**Set exercise 1:**
Which three challenges does the briefing on Afghanistan say the country faced after the 2014 withdrawal?
**Set exercise 2:**
Revise the briefing on Afghanistan: give the part that opens with the words containing "However, many steps" and closes with "appeared to recognize." again, with "recommendations" replaced by "proposals".
**Set exercise 3:**
Answer these about the briefing on Afghanistan:
(a) In which city was the recent ministerial meeting of the Heart of Asia-Istanbul process held?
(b) In what month of 2015 did the talks in Murree take place?
(c) For how many years would the NATO conference in Warsaw pledge military support?

━━━ Passage given

NICHOLAS HAYSOM, Special Representative of the Secretary-General and Head of the United Nations Assistance Mission in Afghanistan (UNAMA), said the international civilian and military withdrawal at the end of 2014 had coincided with a political transition and confronted Afghanistan with a triple set of challenges: economic, security and political. The Government of National Unity had inherited a weakening economy and a war with decreasing levels of international military assistance.
On the economic front, he said, the fiscal gap between revenue and spending remained a matter of concern, characterized by poverty, high unemployment, particularly among the youth, and corruption. On the security front, there was an overall deterioration as the Afghan National Security Forces grappled with intensified conflict but reduced international military support. Civilians, as ever, continued to bear the brunt of the conflict. On the political front, the Government had struggled to project national unity, and many Afghans consequently were anxious about the future. Some felt that they had no choice but to leave the country in search of security and economic opportunity.
However, many steps had been taken to keep Afghanistan on the path to stability and greater self-reliance, he said. On the political front, the Government had held together and was advancing its agenda. A final set of recommendations by the Special Electoral Reform Commission had been submitted today, for instance. The United Nations maintained its view that there was no viable alternative to the National Unity Government, a point that much of the Afghan political opposition also appeared to recognize.
On the economic front, the Government was pressing forward with its reform agenda, as articulated in the Self-Reliance through Mutual Accountability Framework, he continued, noting that actual economic growth was projected for the coming year. He welcomed the recommitment by members of the Heart of Asia-Istanbul process at the recent ministerial meeting held in Islamabad, Pakistan. On the security front, the national security forces had shown resilience in the face of an intensified insurgency. Although the temporary loss of key district centres and the provincial centre of Kunduz was worrisome, almost all the district centres had been retaken, as had Kunduz. The security forces might be stretched to capacity, but they were holding their ground.
“Afghanistan, as a sovereign nation confronting countless challenges, has made it through its first post-transition year, an achievement in itself,” he said, emphasizing, however, that it was vital that the Government increasingly demonstrate its effectiveness in 2016, not only to the Afghan people, but also to donors. In 2016, the North Atlantic Treaty Organization (NATO) conference in Warsaw would pledge military support for four years, while in Brussels, the donor community would pledge renewed civilian assistance. Afghanistan must show, in particular, that it was committed to tackling corruption, he stressed.
In the long term, he said, the single development that would allow for material progress towards a stable and self-reliant Afghanistan would be an agreement among Afghans as to arrangements by which they could live together in peace and harmony. After promising developments earlier in 2015, most notably the July talks in Murree, peace efforts had reached an impasse as the Taliban leadership appeared to fragment and strains reappeared in relations between Afghanistan and Pakistan. Welcoming the Government’s on 9 December commitment to a peace process, he called upon the Taliban to reciprocate and engage directly with the Government, pointing out that there was no other way for insurgent groups to demonstrate a commitment to the welfare and prosperity of their fellow citizens. A commitment to violent conflict placed a question mark over their intentions, he noted.

━━━━━━
━━━ Source data

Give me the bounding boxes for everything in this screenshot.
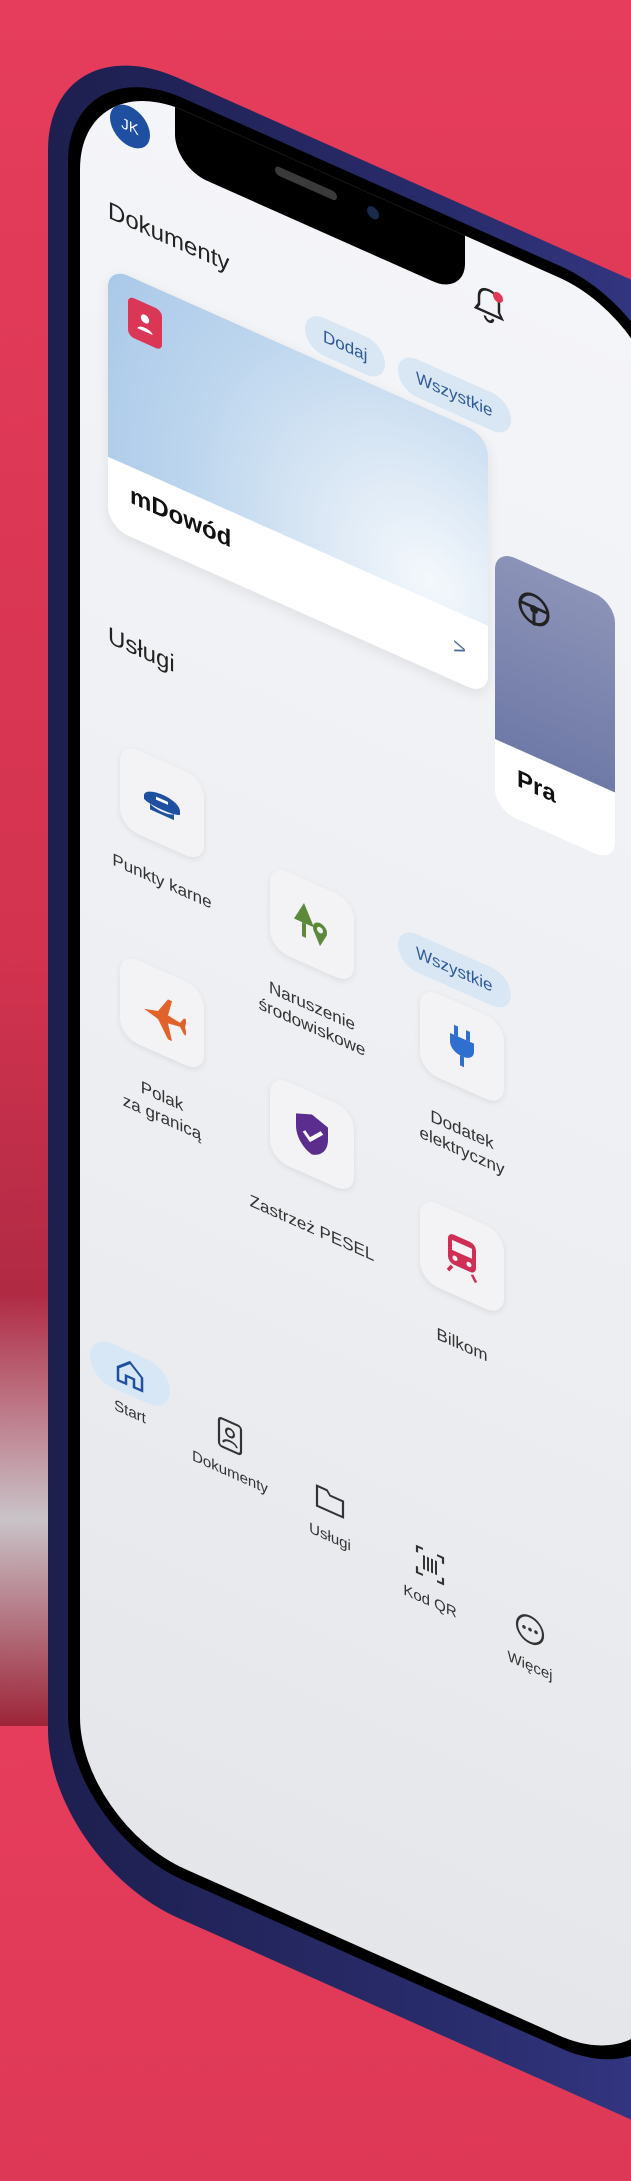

━━━━━━

**Complete response 1:**
economic, security, political

**Complete response 2:**
However, many steps had been taken to keep Afghanistan on the path to stability and greater self-reliance, he said. On the political front, the Government had held together and was advancing its agenda. A final set of proposals by the Special Electoral Reform Commission had been submitted today, for instance. The United Nations maintained its view that there was no viable alternative to the National Unity Government, a point that much of the Afghan political opposition also appeared to recognize.

**Complete response 3:**
(a) Islamabad, Pakistan
(b) July
(c) Four years